---------- Exercise materials

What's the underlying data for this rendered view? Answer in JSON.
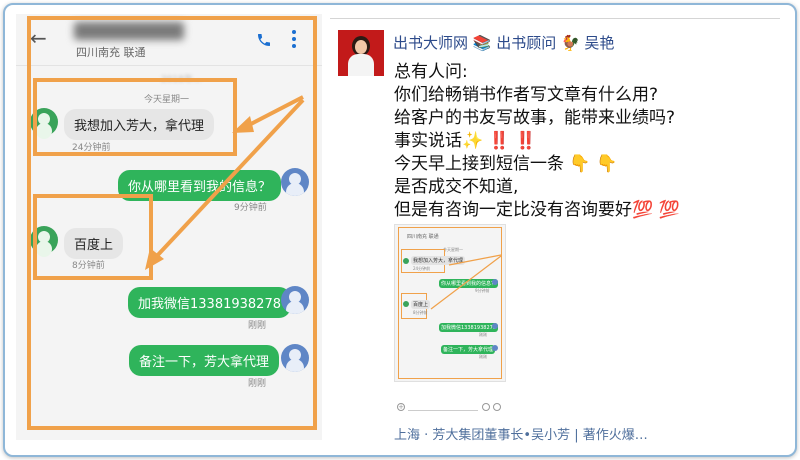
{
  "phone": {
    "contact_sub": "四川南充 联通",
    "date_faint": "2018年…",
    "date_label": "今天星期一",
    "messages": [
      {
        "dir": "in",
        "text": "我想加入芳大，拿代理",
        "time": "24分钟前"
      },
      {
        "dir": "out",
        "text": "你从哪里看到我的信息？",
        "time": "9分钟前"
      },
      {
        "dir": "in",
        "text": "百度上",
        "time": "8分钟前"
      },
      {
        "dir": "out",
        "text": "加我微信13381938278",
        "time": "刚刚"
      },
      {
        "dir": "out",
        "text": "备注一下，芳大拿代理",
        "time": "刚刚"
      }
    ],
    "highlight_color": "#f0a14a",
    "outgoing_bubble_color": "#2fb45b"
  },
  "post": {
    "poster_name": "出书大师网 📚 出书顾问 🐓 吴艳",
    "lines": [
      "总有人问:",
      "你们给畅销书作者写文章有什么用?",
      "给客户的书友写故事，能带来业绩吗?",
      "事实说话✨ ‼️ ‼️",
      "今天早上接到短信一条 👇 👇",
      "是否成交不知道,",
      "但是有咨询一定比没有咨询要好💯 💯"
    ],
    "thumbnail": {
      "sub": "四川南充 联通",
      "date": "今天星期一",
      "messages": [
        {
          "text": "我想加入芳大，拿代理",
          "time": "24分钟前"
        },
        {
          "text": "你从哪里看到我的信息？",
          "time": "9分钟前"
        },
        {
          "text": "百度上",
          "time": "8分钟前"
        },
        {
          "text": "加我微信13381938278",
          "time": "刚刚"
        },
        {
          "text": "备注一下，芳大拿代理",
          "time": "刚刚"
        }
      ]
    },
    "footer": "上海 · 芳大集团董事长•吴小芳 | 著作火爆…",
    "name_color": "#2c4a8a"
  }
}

--------------------
---------- Exercise materials

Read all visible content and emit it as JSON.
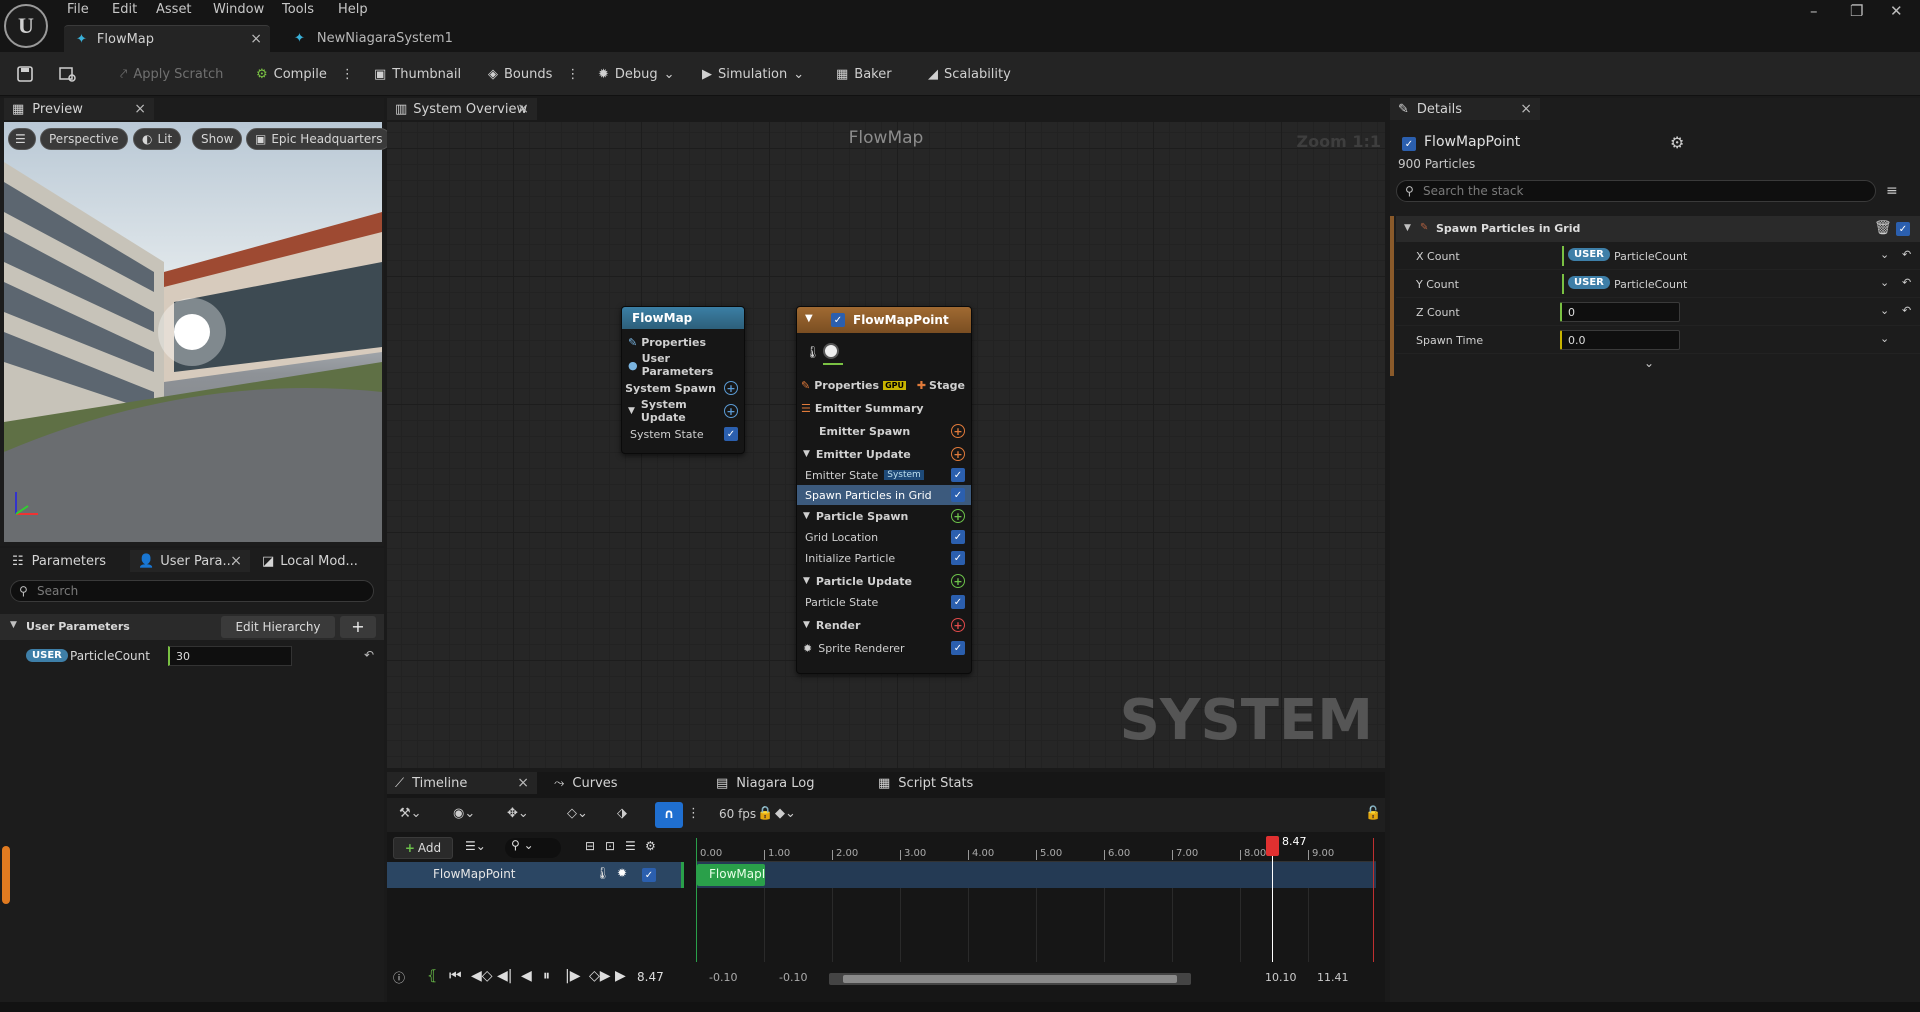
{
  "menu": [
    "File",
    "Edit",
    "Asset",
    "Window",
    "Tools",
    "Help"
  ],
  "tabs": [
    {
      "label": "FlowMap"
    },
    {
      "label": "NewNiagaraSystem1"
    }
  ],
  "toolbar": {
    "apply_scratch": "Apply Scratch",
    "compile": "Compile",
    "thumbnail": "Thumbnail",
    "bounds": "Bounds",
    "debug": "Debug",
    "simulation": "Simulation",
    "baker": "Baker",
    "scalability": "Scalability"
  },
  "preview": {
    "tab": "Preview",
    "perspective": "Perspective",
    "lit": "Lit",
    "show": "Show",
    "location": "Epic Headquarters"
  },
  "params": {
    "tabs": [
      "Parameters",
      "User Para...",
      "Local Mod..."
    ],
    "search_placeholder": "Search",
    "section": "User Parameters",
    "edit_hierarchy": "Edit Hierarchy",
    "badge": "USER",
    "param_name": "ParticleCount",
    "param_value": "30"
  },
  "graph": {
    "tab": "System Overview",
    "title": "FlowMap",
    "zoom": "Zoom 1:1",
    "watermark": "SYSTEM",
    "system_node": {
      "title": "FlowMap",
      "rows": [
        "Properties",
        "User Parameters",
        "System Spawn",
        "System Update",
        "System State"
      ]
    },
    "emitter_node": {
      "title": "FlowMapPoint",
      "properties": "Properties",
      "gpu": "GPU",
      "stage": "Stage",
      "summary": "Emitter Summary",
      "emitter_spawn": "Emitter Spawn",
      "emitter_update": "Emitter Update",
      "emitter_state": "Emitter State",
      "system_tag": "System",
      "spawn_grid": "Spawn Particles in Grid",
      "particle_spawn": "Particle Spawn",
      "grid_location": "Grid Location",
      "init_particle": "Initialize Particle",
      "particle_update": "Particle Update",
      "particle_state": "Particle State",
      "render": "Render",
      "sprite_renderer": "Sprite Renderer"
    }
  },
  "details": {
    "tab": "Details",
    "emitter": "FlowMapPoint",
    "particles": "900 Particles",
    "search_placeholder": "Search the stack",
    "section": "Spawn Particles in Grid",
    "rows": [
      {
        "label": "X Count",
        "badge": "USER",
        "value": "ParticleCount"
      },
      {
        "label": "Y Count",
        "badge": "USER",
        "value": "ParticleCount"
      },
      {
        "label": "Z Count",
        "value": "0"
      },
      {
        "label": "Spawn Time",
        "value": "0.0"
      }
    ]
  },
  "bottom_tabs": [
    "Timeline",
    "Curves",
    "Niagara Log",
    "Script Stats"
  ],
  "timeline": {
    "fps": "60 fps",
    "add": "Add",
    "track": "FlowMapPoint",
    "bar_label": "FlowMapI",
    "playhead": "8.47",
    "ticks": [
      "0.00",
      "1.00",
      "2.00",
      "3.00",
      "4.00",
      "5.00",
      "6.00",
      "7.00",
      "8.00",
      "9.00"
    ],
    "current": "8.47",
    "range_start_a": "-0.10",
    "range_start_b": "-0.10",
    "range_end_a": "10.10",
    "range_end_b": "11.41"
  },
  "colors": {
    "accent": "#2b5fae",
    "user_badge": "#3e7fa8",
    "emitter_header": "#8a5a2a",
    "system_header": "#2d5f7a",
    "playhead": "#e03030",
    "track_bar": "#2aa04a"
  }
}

--------------------

### Work to do
Work out how many lines in the entries hold the string "section". Your answer should consist solely of that number.

### Expected answer
2